**What is asked:** Of all the lines in the material, how many contain the word "same"? State the number alone.

[Stored records]
☆ ☆ ☆ ☆ ☆
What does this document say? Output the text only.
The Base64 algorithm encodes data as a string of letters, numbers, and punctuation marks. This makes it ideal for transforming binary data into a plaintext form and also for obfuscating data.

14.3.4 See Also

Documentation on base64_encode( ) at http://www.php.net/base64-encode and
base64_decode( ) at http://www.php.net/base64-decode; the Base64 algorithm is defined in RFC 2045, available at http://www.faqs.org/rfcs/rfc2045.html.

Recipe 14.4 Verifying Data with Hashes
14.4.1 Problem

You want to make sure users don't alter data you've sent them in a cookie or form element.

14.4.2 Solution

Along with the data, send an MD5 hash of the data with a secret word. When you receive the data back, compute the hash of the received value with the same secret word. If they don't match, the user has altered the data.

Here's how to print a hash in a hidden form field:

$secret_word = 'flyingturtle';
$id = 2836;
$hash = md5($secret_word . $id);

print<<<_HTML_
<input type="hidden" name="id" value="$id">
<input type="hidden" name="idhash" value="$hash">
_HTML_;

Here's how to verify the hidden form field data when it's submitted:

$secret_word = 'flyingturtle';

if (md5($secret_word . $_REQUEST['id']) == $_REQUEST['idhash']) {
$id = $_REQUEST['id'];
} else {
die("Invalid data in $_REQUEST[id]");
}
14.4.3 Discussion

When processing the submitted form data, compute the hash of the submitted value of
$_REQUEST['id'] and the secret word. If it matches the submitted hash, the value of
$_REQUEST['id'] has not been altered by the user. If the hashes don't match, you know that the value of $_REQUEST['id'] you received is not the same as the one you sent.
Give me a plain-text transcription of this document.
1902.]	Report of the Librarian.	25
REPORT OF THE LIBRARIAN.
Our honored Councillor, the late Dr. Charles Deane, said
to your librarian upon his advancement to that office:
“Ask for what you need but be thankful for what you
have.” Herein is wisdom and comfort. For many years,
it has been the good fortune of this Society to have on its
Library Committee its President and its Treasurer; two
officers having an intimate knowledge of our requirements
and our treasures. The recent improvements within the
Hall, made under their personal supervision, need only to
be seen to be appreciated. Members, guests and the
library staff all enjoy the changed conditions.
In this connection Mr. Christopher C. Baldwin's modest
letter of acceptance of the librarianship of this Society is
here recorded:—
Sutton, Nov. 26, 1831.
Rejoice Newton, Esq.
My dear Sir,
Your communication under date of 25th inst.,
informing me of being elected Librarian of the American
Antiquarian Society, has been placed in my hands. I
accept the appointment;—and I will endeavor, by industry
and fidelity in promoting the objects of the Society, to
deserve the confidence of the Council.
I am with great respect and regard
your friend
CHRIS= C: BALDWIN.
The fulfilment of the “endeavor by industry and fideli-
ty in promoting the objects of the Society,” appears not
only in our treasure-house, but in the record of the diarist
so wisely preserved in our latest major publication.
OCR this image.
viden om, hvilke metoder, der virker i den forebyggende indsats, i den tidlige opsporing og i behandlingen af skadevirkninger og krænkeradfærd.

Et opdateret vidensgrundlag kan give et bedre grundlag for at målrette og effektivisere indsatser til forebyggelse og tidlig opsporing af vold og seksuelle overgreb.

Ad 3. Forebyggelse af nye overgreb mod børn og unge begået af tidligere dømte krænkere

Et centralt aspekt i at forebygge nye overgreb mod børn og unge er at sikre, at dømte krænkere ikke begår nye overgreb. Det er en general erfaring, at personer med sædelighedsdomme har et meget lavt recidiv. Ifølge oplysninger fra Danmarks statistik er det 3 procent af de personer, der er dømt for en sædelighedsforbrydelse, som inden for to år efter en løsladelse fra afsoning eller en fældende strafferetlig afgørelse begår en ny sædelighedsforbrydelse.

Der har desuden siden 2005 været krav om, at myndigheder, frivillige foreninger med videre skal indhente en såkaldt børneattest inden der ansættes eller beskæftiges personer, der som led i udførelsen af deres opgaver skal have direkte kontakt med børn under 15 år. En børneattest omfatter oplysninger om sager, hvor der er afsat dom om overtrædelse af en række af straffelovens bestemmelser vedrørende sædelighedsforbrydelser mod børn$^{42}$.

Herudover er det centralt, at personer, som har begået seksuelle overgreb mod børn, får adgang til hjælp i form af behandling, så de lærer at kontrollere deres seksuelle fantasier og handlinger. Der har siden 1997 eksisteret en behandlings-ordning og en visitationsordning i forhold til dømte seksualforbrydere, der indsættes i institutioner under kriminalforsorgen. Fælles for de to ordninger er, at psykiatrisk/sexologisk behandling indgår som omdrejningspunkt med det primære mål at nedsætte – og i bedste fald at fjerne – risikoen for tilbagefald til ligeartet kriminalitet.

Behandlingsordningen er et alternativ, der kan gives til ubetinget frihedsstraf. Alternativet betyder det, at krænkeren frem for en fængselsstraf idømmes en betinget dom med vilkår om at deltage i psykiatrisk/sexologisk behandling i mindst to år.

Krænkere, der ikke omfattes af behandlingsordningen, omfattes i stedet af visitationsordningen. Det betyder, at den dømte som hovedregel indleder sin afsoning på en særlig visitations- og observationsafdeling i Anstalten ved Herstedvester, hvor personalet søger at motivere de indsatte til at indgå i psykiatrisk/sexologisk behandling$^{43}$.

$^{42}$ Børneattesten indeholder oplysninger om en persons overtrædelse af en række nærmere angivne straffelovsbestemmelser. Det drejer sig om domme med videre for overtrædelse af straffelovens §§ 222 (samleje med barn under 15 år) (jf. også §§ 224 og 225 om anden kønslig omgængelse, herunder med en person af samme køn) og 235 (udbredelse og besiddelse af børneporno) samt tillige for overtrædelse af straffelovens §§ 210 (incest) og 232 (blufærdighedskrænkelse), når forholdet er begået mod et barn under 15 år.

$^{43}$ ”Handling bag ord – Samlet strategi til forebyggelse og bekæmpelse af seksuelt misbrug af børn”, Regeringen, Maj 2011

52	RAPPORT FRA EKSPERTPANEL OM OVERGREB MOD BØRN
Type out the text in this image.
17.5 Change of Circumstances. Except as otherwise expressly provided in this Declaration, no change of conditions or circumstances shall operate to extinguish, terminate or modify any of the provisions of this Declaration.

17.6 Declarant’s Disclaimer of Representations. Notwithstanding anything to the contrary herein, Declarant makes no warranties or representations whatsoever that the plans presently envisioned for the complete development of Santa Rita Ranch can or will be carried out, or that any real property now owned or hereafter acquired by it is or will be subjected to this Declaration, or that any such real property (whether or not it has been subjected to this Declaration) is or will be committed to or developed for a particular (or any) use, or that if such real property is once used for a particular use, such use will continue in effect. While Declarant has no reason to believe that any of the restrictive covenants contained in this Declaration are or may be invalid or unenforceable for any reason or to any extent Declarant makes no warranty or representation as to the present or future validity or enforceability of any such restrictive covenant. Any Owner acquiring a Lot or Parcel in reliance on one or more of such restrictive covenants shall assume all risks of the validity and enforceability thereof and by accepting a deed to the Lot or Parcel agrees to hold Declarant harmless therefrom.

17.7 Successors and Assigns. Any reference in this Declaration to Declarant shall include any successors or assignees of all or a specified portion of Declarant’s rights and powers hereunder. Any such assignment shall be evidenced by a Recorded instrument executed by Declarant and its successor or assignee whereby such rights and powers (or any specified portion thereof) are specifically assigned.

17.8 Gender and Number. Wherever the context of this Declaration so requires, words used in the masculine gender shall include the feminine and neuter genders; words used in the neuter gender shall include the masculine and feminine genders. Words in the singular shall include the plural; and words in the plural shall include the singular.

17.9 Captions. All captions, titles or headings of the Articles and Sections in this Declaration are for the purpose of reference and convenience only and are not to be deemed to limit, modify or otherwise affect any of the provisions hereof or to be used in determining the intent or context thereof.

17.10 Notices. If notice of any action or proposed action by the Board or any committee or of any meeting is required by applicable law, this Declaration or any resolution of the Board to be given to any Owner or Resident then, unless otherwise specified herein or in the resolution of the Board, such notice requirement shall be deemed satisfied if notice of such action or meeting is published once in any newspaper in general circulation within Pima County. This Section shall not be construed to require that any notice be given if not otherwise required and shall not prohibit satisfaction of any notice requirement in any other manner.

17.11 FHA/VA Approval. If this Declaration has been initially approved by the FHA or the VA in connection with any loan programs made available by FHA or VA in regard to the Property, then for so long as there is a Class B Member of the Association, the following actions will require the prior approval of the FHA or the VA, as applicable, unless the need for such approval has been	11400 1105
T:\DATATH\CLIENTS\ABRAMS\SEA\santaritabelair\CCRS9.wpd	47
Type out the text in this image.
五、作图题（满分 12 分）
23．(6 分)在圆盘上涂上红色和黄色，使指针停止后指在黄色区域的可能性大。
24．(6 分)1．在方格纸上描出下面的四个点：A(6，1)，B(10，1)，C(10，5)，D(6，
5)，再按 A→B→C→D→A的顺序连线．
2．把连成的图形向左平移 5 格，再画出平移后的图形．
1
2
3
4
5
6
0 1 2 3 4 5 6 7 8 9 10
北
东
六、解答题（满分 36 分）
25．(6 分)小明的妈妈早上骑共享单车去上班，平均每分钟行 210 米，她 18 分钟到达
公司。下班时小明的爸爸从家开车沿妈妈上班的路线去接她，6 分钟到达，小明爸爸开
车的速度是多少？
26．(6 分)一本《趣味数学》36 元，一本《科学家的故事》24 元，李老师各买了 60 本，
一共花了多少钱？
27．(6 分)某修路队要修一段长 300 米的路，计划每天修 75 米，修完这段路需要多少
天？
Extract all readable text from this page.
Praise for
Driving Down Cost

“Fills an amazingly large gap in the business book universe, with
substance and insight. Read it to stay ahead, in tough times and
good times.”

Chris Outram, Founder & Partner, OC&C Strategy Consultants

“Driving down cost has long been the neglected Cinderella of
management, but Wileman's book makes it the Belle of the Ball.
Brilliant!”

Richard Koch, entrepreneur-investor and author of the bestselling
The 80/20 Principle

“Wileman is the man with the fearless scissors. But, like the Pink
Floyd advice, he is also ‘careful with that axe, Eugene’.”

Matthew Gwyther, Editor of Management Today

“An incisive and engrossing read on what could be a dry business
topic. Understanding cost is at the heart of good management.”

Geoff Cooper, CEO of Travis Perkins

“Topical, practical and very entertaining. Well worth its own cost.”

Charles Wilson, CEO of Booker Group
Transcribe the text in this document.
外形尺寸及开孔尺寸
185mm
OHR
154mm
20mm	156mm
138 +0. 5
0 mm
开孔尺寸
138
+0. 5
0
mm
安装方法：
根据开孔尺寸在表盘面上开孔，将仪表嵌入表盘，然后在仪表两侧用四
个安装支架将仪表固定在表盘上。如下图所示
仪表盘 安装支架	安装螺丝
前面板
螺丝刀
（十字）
☆ ☆ ☆ ☆ ☆
**Output below:** 2